"""

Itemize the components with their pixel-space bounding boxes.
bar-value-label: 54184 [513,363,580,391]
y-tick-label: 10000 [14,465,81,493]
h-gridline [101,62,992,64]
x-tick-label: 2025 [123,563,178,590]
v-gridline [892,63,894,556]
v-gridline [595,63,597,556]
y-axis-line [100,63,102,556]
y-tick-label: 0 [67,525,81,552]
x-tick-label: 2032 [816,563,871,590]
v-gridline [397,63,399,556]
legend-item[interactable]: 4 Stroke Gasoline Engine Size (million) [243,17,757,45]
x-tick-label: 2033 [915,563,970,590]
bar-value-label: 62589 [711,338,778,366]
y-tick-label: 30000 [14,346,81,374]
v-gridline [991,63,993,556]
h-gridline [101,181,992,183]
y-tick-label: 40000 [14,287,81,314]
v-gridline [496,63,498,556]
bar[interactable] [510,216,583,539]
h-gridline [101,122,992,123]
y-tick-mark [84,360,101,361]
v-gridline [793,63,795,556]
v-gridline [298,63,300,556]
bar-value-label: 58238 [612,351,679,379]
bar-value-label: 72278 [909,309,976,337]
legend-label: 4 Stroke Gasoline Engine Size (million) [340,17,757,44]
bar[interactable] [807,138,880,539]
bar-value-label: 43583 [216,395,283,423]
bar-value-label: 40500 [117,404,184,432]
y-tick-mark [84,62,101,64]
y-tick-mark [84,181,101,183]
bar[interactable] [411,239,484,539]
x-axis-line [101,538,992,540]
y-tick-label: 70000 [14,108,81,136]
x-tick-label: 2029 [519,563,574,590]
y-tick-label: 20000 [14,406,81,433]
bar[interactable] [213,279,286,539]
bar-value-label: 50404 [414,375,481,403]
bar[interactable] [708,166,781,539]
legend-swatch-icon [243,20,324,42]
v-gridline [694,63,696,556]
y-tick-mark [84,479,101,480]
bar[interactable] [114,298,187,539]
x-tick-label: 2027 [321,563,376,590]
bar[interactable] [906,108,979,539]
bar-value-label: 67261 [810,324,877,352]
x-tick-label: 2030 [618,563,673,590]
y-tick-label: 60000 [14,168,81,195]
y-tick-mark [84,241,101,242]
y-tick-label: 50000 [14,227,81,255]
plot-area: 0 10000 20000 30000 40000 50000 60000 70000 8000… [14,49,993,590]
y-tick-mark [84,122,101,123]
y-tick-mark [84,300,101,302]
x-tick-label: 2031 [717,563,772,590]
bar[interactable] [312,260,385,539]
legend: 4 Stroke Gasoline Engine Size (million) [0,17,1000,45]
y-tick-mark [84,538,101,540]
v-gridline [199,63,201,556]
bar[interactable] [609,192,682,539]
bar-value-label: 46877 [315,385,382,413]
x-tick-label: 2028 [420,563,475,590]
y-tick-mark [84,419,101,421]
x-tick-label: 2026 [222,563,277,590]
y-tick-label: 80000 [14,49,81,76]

"""

▶ _Written exercise_
Reproduce every line of the records above verbatim, keeping the original order and wording.

▶ _Solution to this problem_
Itemize the components with their pixel-space bounding boxes.
bar-value-label: 54184 [513,363,580,391]
y-tick-label: 10000 [14,465,81,493]
h-gridline [101,62,992,64]
x-tick-label: 2025 [123,563,178,590]
v-gridline [892,63,894,556]
v-gridline [595,63,597,556]
y-axis-line [100,63,102,556]
y-tick-label: 0 [67,525,81,552]
x-tick-label: 2032 [816,563,871,590]
v-gridline [397,63,399,556]
legend-item[interactable]: 4 Stroke Gasoline Engine Size (million) [243,17,757,45]
x-tick-label: 2033 [915,563,970,590]
bar-value-label: 62589 [711,338,778,366]
y-tick-label: 30000 [14,346,81,374]
v-gridline [991,63,993,556]
h-gridline [101,181,992,183]
y-tick-label: 40000 [14,287,81,314]
v-gridline [496,63,498,556]
bar[interactable] [510,216,583,539]
h-gridline [101,122,992,123]
y-tick-mark [84,360,101,361]
v-gridline [793,63,795,556]
v-gridline [298,63,300,556]
bar-value-label: 58238 [612,351,679,379]
bar-value-label: 72278 [909,309,976,337]
legend-label: 4 Stroke Gasoline Engine Size (million) [340,17,757,44]
bar[interactable] [807,138,880,539]
bar-value-label: 43583 [216,395,283,423]
bar-value-label: 40500 [117,404,184,432]
y-tick-mark [84,62,101,64]
y-tick-mark [84,181,101,183]
bar[interactable] [411,239,484,539]
x-axis-line [101,538,992,540]
y-tick-label: 70000 [14,108,81,136]
x-tick-label: 2029 [519,563,574,590]
y-tick-label: 20000 [14,406,81,433]
bar[interactable] [213,279,286,539]
bar-value-label: 50404 [414,375,481,403]
bar[interactable] [708,166,781,539]
legend-swatch-icon [243,20,324,42]
v-gridline [694,63,696,556]
y-tick-mark [84,479,101,480]
bar[interactable] [114,298,187,539]
x-tick-label: 2027 [321,563,376,590]
bar[interactable] [906,108,979,539]
bar-value-label: 67261 [810,324,877,352]
x-tick-label: 2030 [618,563,673,590]
y-tick-label: 60000 [14,168,81,195]
y-tick-mark [84,241,101,242]
y-tick-label: 50000 [14,227,81,255]
plot-area: 0 10000 20000 30000 40000 50000 60000 70000 8000… [14,49,993,590]
y-tick-mark [84,122,101,123]
y-tick-mark [84,300,101,302]
x-tick-label: 2031 [717,563,772,590]
bar[interactable] [312,260,385,539]
legend: 4 Stroke Gasoline Engine Size (million) [0,17,1000,45]
y-tick-mark [84,538,101,540]
v-gridline [199,63,201,556]
bar[interactable] [609,192,682,539]
bar-value-label: 46877 [315,385,382,413]
x-tick-label: 2028 [420,563,475,590]
y-tick-mark [84,419,101,421]
x-tick-label: 2026 [222,563,277,590]
y-tick-label: 80000 [14,49,81,76]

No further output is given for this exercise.